— start of RECORDS TO USE —

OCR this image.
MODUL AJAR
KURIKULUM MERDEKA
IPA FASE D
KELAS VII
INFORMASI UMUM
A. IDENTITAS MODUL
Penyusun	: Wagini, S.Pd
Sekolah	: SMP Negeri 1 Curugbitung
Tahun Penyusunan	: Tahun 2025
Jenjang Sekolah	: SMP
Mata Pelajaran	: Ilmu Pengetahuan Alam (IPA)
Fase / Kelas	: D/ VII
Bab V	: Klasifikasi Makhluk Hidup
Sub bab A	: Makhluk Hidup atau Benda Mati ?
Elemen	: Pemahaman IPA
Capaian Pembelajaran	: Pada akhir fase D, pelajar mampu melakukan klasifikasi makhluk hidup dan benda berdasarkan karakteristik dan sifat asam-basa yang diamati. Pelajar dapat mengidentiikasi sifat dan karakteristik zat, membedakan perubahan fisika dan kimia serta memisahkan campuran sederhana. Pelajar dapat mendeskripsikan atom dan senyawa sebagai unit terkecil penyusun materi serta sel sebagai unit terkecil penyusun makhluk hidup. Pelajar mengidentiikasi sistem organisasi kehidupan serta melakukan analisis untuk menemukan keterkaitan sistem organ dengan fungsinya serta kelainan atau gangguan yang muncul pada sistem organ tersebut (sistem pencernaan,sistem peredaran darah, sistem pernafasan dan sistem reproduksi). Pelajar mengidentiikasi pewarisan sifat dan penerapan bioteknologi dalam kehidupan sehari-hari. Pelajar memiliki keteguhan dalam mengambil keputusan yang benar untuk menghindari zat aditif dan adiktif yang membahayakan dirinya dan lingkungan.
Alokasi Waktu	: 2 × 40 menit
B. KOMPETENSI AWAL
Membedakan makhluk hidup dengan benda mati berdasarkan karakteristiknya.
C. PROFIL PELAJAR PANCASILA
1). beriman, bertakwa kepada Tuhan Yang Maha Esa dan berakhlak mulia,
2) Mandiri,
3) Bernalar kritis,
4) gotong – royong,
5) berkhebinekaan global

— end of RECORDS TO USE —

■ **TASK DETAILS**
Take every line from the data above that holds "atau" and copy it out.

■ **PROBLEM SOLUTION**
Sub bab A	: Makhluk Hidup atau Benda Mati ?
Capaian Pembelajaran	: Pada akhir fase D, pelajar mampu melakukan klasifikasi makhluk hidup dan benda berdasarkan karakteristik dan sifat asam-basa yang diamati. Pelajar dapat mengidentiikasi sifat dan karakteristik zat, membedakan perubahan fisika dan kimia serta memisahkan campuran sederhana. Pelajar dapat mendeskripsikan atom dan senyawa sebagai unit terkecil penyusun materi serta sel sebagai unit terkecil penyusun makhluk hidup. Pelajar mengidentiikasi sistem organisasi kehidupan serta melakukan analisis untuk menemukan keterkaitan sistem organ dengan fungsinya serta kelainan atau gangguan yang muncul pada sistem organ tersebut (sistem pencernaan,sistem peredaran darah, sistem pernafasan dan sistem reproduksi). Pelajar mengidentiikasi pewarisan sifat dan penerapan bioteknologi dalam kehidupan sehari-hari. Pelajar memiliki keteguhan dalam mengambil keputusan yang benar untuk menghindari zat aditif dan adiktif yang membahayakan dirinya dan lingkungan.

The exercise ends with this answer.